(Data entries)
— BEGIN —

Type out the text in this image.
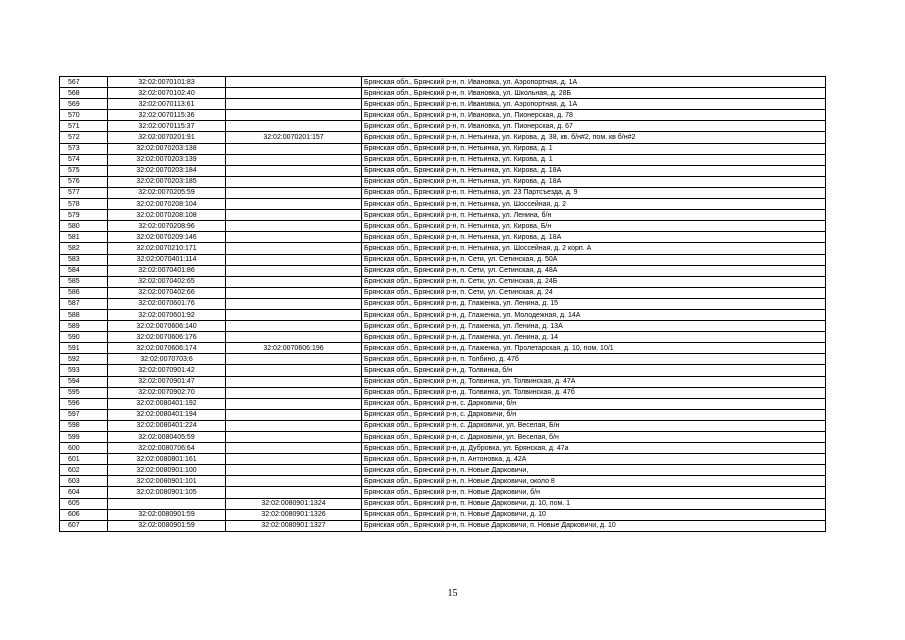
567	32:02:0070101:83		Брянская обл., Брянский р-н, п. Ивановка, ул. Аэропортная, д. 1А
568	32:02:0070102:40		Брянская обл., Брянский р-н, п. Ивановка, ул. Школьная, д. 28Б
569	32:02:0070113:61		Брянская обл., Брянский р-н, п. Ивановка, ул. Аэропортная, д. 1А
570	32:02:0070115:36		Брянская обл., Брянский р-н, п. Ивановка, ул. Пионерская, д. 78
571	32:02:0070115:37		Брянская обл., Брянский р-н, п. Ивановка, ул. Пионерская, д. 67
572	32:02:0070201:91	32:02:0070201:157	Брянская обл., Брянский р-н, п. Нетьинка, ул. Кирова, д. 38, кв. б/н#2, пом. кв б/н#2
573	32:02:0070203:138		Брянская обл., Брянский р-н, п. Нетьинка, ул. Кирова, д. 1
574	32:02:0070203:139		Брянская обл., Брянский р-н, п. Нетьинка, ул. Кирова, д. 1
575	32:02:0070203:184		Брянская обл., Брянский р-н, п. Нетьинка, ул. Кирова, д. 18А
576	32:02:0070203:185		Брянская обл., Брянский р-н, п. Нетьинка, ул. Кирова, д. 18А
577	32:02:0070205:59		Брянская обл., Брянский р-н, п. Нетьинка, ул. 23 Партсъезда, д. 9
578	32:02:0070208:104		Брянская обл., Брянский р-н, п. Нетьинка, ул. Шоссейная, д. 2
579	32:02:0070208:108		Брянская обл., Брянский р-н, п. Нетьинка, ул. Ленина, б/н
580	32:02:0070208:96		Брянская обл., Брянский р-н, п. Нетьинка, ул. Кирова, Б/н
581	32:02:0070209:146		Брянская обл., Брянский р-н, п. Нетьинка, ул. Кирова, д. 18А
582	32:02:0070210:171		Брянская обл., Брянский р-н, п. Нетьинка, ул. Шоссейная, д. 2 корп. А
583	32:02:0070401:114		Брянская обл., Брянский р-н, п. Сети, ул. Сетинская, д. 50А
584	32:02:0070401:86		Брянская обл., Брянский р-н, п. Сети, ул. Сетинская, д. 48А
585	32:02:0070402:65		Брянская обл., Брянский р-н, п. Сети, ул. Сетинская, д. 24Б
586	32:02:0070402:66		Брянская обл., Брянский р-н, п. Сети, ул. Сетинская, д. 24
587	32:02:0070601:76		Брянская обл., Брянский р-н, д. Глаженка, ул. Ленина, д. 15
588	32:02:0070601:92		Брянская обл., Брянский р-н, д. Глаженка, ул. Молодежная, д. 14А
589	32:02:0070606:140		Брянская обл., Брянский р-н, д. Глаженка, ул. Ленина, д. 13А
590	32:02:0070606:176		Брянская обл., Брянский р-н, д. Глаженка, ул. Ленина, д. 14
591	32:02:0070606:174	32:02:0070606:196	Брянская обл., Брянский р-н, д. Глаженка, ул. Пролетарская, д. 10, пом. 10/1
592	32:02:0070703:6		Брянская обл., Брянский р-н, п. Толбино, д. 47б
593	32:02:0070901:42		Брянская обл., Брянский р-н, д. Толвинка, б/н
594	32:02:0070901:47		Брянская обл., Брянский р-н, д. Толвинка, ул. Толвинская, д. 47А
595	32:02:0070902:70		Брянская обл., Брянский р-н, д. Толвинка, ул. Толвинская, д. 47б
596	32:02:0080401:192		Брянская обл., Брянский р-н, с. Дарковичи, б/н
597	32:02:0080401:194		Брянская обл., Брянский р-н, с. Дарковичи, б/н
598	32:02:0080401:224		Брянская обл., Брянский р-н, с. Дарковичи, ул. Веселая, Б/н
599	32:02:0080405:59		Брянская обл., Брянский р-н, с. Дарковичи, ул. Веселая, б/н
600	32:02:0080706:64		Брянская обл., Брянский р-н, д. Дубровка, ул. Брянская, д. 47а
601	32:02:0080801:161		Брянская обл., Брянский р-н, п. Антоновка, д. 42А
602	32:02:0080901:100		Брянская обл., Брянский р-н, п. Новые Дарковичи,
603	32:02:0080901:101		Брянская обл., Брянский р-н, п. Новые Дарковичи, около 8
604	32:02:0080901:105		Брянская обл., Брянский р-н, п. Новые Дарковичи, б/н
605		32:02:0080901:1324	Брянская обл., Брянский р-н, п. Новые Дарковичи, д. 10, пом. 1
606	32:02:0080901:59	32:02:0080901:1326	Брянская обл., Брянский р-н, п. Новые Дарковичи, д. 10
607	32:02:0080901:59	32:02:0080901:1327	Брянская обл., Брянский р-н, п. Новые Дарковичи, п. Новые Дарковичи, д. 10
15
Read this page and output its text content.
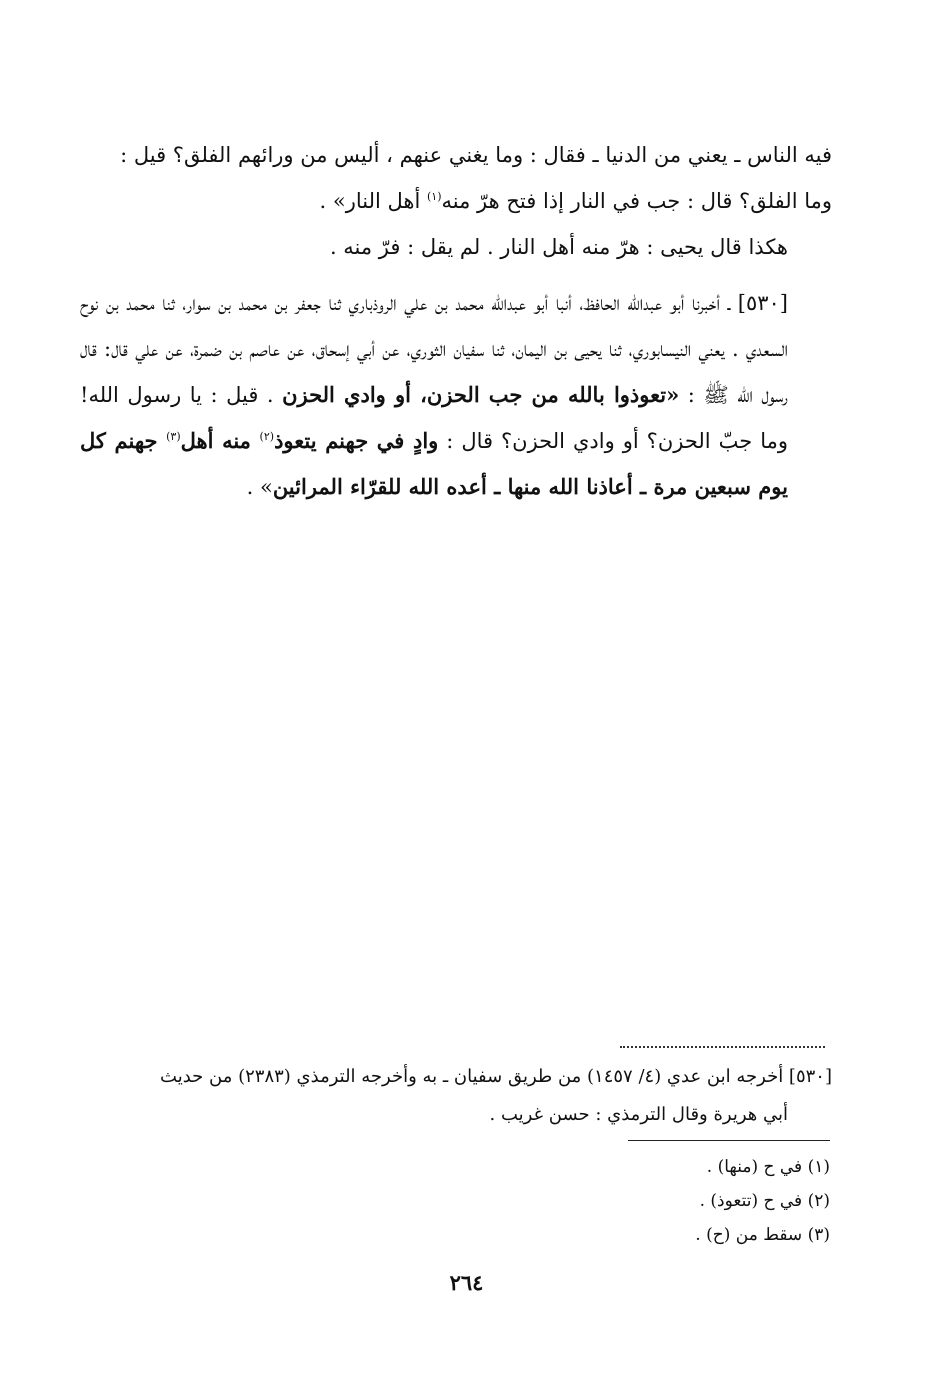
فيه الناس ـ يعني من الدنيا ـ فقال : وما يغني عنهم ، أليس من ورائهم الفلق؟ قيل :
وما الفلق؟ قال : جب في النار إذا فتح هرّ منه$^{(١)}$ أهل النار» .

هكذا قال يحيى : هرّ منه أهل النار . لم يقل : فرّ منه .

[٥٣٠] ـ أخبرنا أبو عبدالله الحافظ، أنبا أبو عبدالله محمد بن علي الروذباري ثنا جعفر بن محمد بن سوار، ثنا محمد بن نوح السعدي . يعني النيسابوري، ثنا يحيى بن اليمان، ثنا سفيان الثوري، عن أبي إسحاق، عن عاصم بن ضمرة، عن علي قال: قال رسول الله ﷺ : «تعوذوا بالله من جب الحزن، أو وادي الحزن . قيل : يا رسول الله! وما جبّ الحزن؟ أو وادي الحزن؟ قال : وادٍ في جهنم يتعوذ$^{(٢)}$ منه أهل$^{(٣)}$ جهنم كل يوم سبعين مرة ـ أعاذنا الله منها ـ أعده الله للقرّاء المرائين» .

[٥٣٠] أخرجه ابن عدي (٤/ ١٤٥٧) من طريق سفيان ـ به وأخرجه الترمذي (٢٣٨٣) من حديث

أبي هريرة وقال الترمذي : حسن غريب .

(١) في ح (منها) .

(٢) في ح (تتعوذ) .

(٣) سقط من (ح) .

٢٦٤
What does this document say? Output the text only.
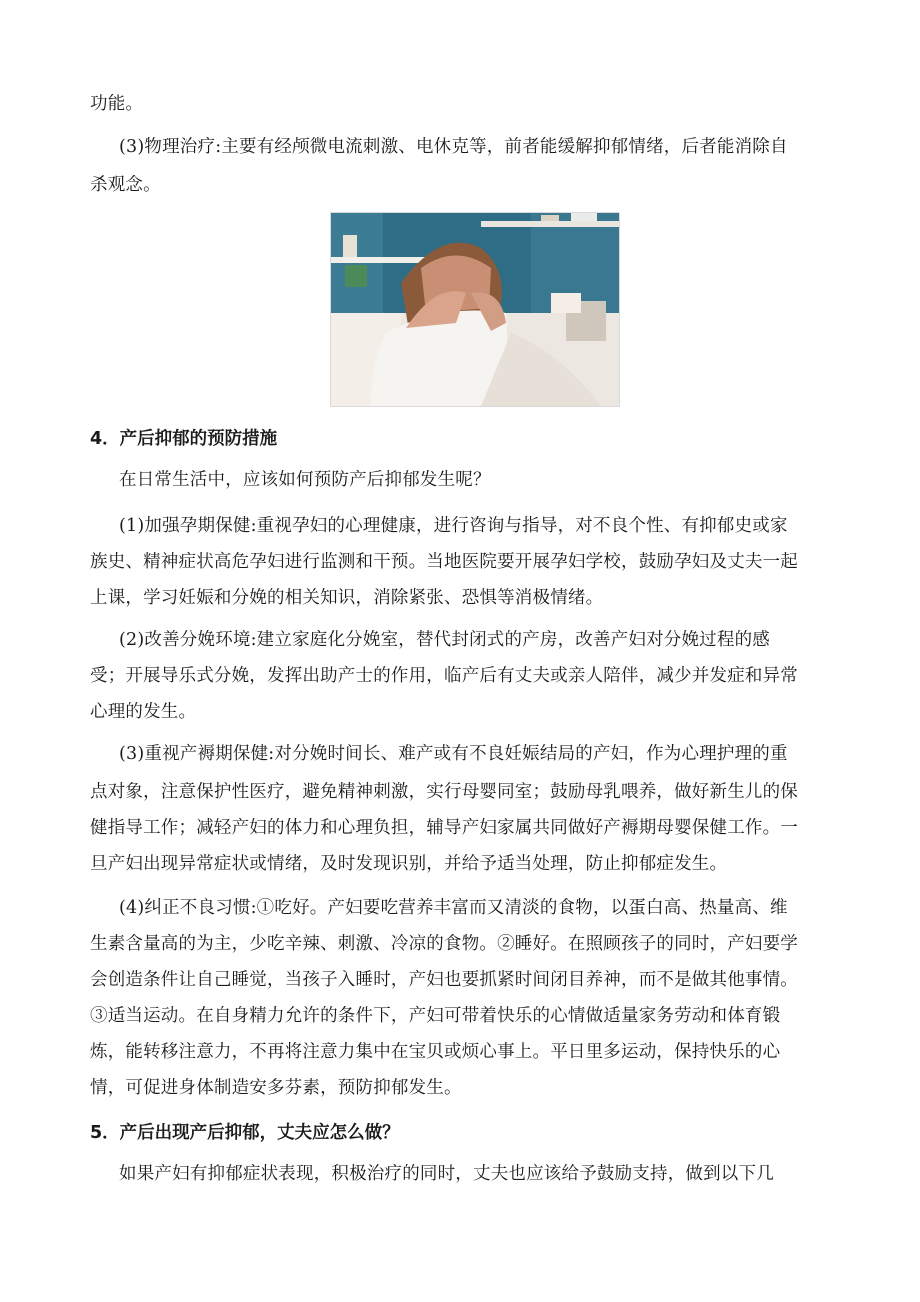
功能。
(3)物理治疗:主要有经颅微电流刺激、电休克等，前者能缓解抑郁情绪，后者能消除自
杀观念。
4．产后抑郁的预防措施
在日常生活中，应该如何预防产后抑郁发生呢？
(1)加强孕期保健:重视孕妇的心理健康，进行咨询与指导，对不良个性、有抑郁史或家
族史、精神症状高危孕妇进行监测和干预。当地医院要开展孕妇学校，鼓励孕妇及丈夫一起
上课，学习妊娠和分娩的相关知识，消除紧张、恐惧等消极情绪。
(2)改善分娩环境:建立家庭化分娩室，替代封闭式的产房，改善产妇对分娩过程的感
受；开展导乐式分娩，发挥出助产士的作用，临产后有丈夫或亲人陪伴，减少并发症和异常
心理的发生。
(3)重视产褥期保健:对分娩时间长、难产或有不良妊娠结局的产妇，作为心理护理的重
点对象，注意保护性医疗，避免精神刺激，实行母婴同室；鼓励母乳喂养，做好新生儿的保
健指导工作；减轻产妇的体力和心理负担，辅导产妇家属共同做好产褥期母婴保健工作。一
旦产妇出现异常症状或情绪，及时发现识别，并给予适当处理，防止抑郁症发生。
(4)纠正不良习惯:①吃好。产妇要吃营养丰富而又清淡的食物，以蛋白高、热量高、维
生素含量高的为主，少吃辛辣、刺激、冷凉的食物。②睡好。在照顾孩子的同时，产妇要学
会创造条件让自己睡觉，当孩子入睡时，产妇也要抓紧时间闭目养神，而不是做其他事情。
③适当运动。在自身精力允许的条件下，产妇可带着快乐的心情做适量家务劳动和体育锻
炼，能转移注意力，不再将注意力集中在宝贝或烦心事上。平日里多运动，保持快乐的心
情，可促进身体制造安多芬素，预防抑郁发生。
5．产后出现产后抑郁，丈夫应怎么做？
如果产妇有抑郁症状表现，积极治疗的同时，丈夫也应该给予鼓励支持，做到以下几
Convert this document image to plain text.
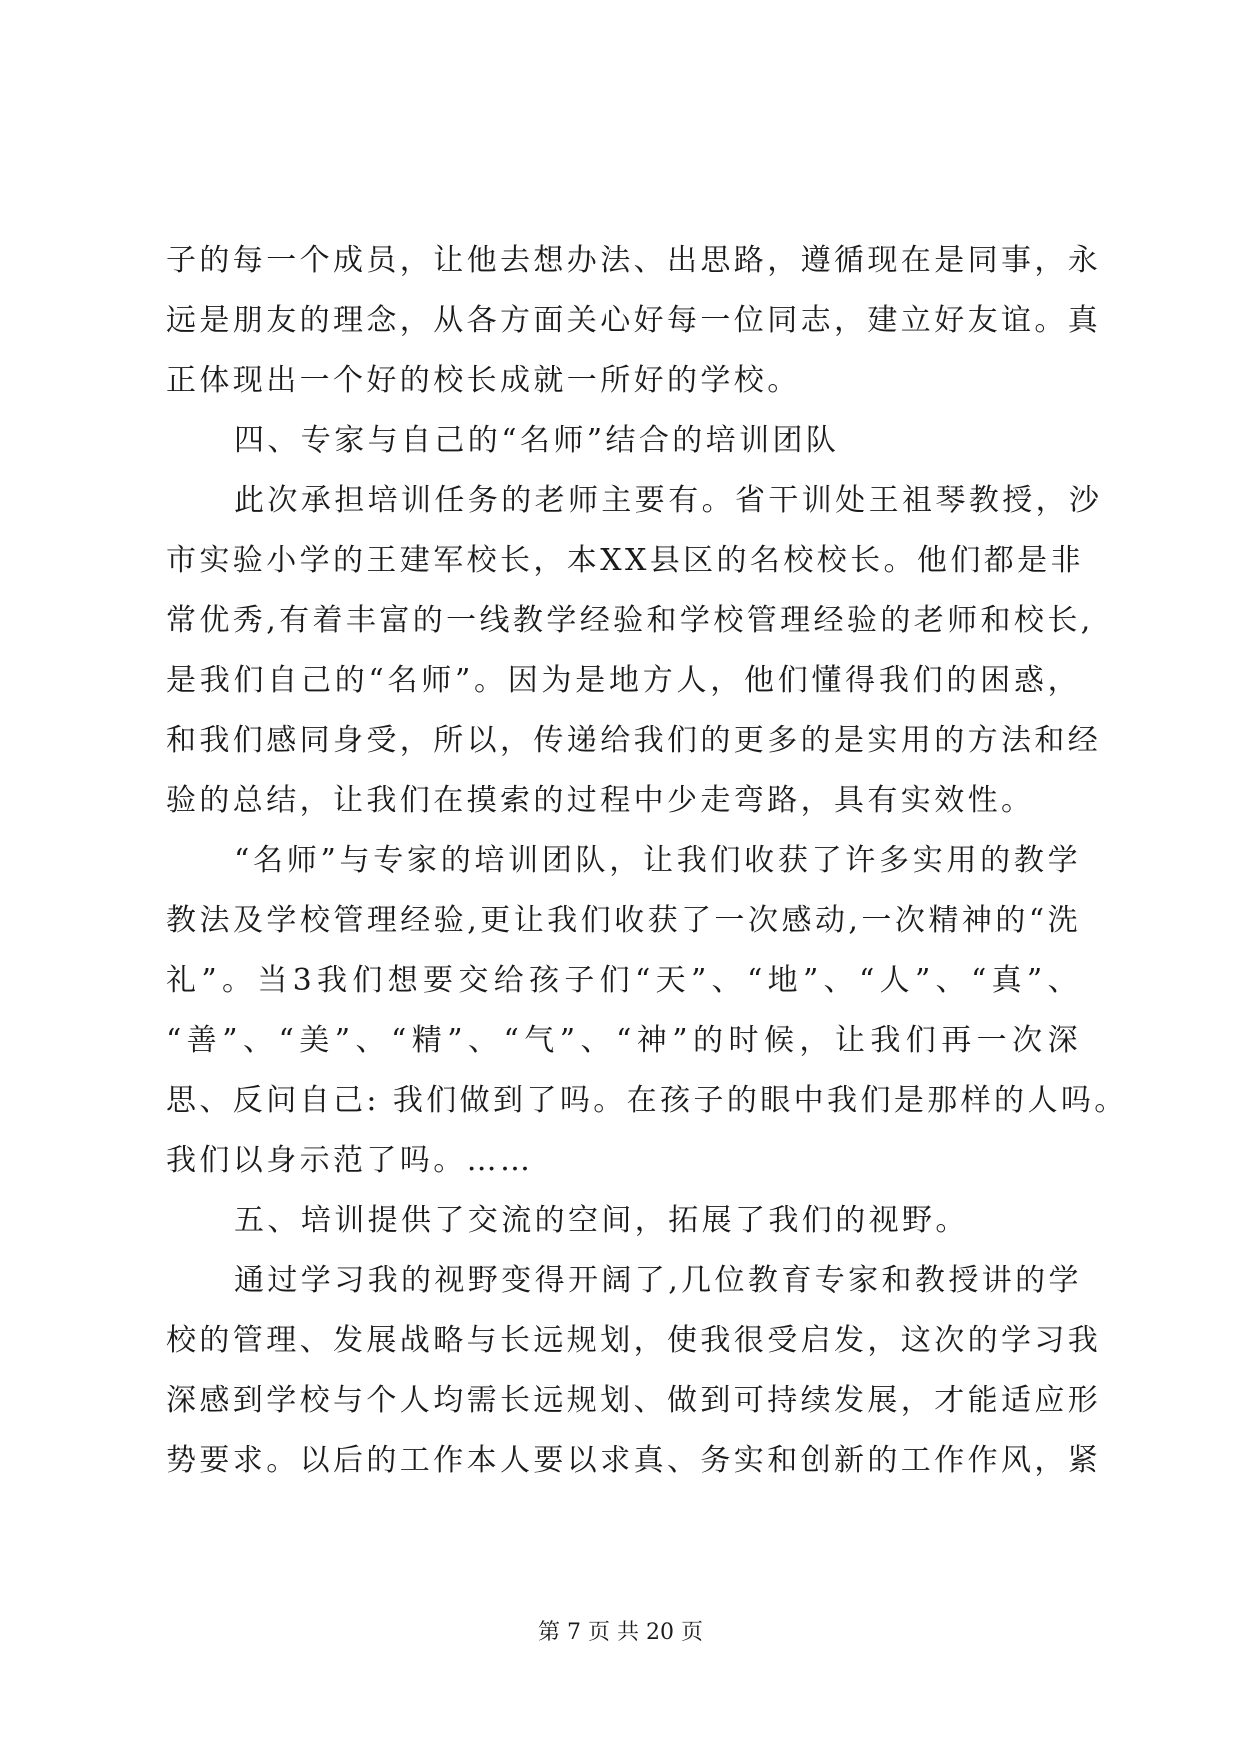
子的每一个成员，让他去想办法、出思路，遵循现在是同事，永
远是朋友的理念，从各方面关心好每一位同志，建立好友谊。真
正体现出一个好的校长成就一所好的学校。
四、专家与自己的“名师”结合的培训团队
此次承担培训任务的老师主要有。省干训处王祖琴教授，沙
市实验小学的王建军校长，本XX县区的名校校长。他们都是非
常优秀,有着丰富的一线教学经验和学校管理经验的老师和校长,
是我们自己的“名师”。因为是地方人，他们懂得我们的困惑，
和我们感同身受，所以，传递给我们的更多的是实用的方法和经
验的总结，让我们在摸索的过程中少走弯路，具有实效性。
“名师”与专家的培训团队，让我们收获了许多实用的教学
教法及学校管理经验,更让我们收获了一次感动,一次精神的“洗
礼”。当3我们想要交给孩子们“天”、“地”、“人”、“真”、
“善”、“美”、“精”、“气”、“神”的时候，让我们再一次深
思、反问自己: 我们做到了吗。在孩子的眼中我们是那样的人吗。
我们以身示范了吗。……
五、培训提供了交流的空间，拓展了我们的视野。
通过学习我的视野变得开阔了,几位教育专家和教授讲的学
校的管理、发展战略与长远规划，使我很受启发，这次的学习我
深感到学校与个人均需长远规划、做到可持续发展，才能适应形
势要求。以后的工作本人要以求真、务实和创新的工作作风，紧
第 7 页 共 20 页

— END —

**SHORT TASK**
List all lines holding the string "Ленина".

**TASK SOLUTION**
579	32:02:0070208:108		Брянская обл., Брянский р-н, п. Нетьинка, ул. Ленина, б/н
587	32:02:0070601:76		Брянская обл., Брянский р-н, д. Глаженка, ул. Ленина, д. 15
589	32:02:0070606:140		Брянская обл., Брянский р-н, д. Глаженка, ул. Ленина, д. 13А
590	32:02:0070606:176		Брянская обл., Брянский р-н, д. Глаженка, ул. Ленина, д. 14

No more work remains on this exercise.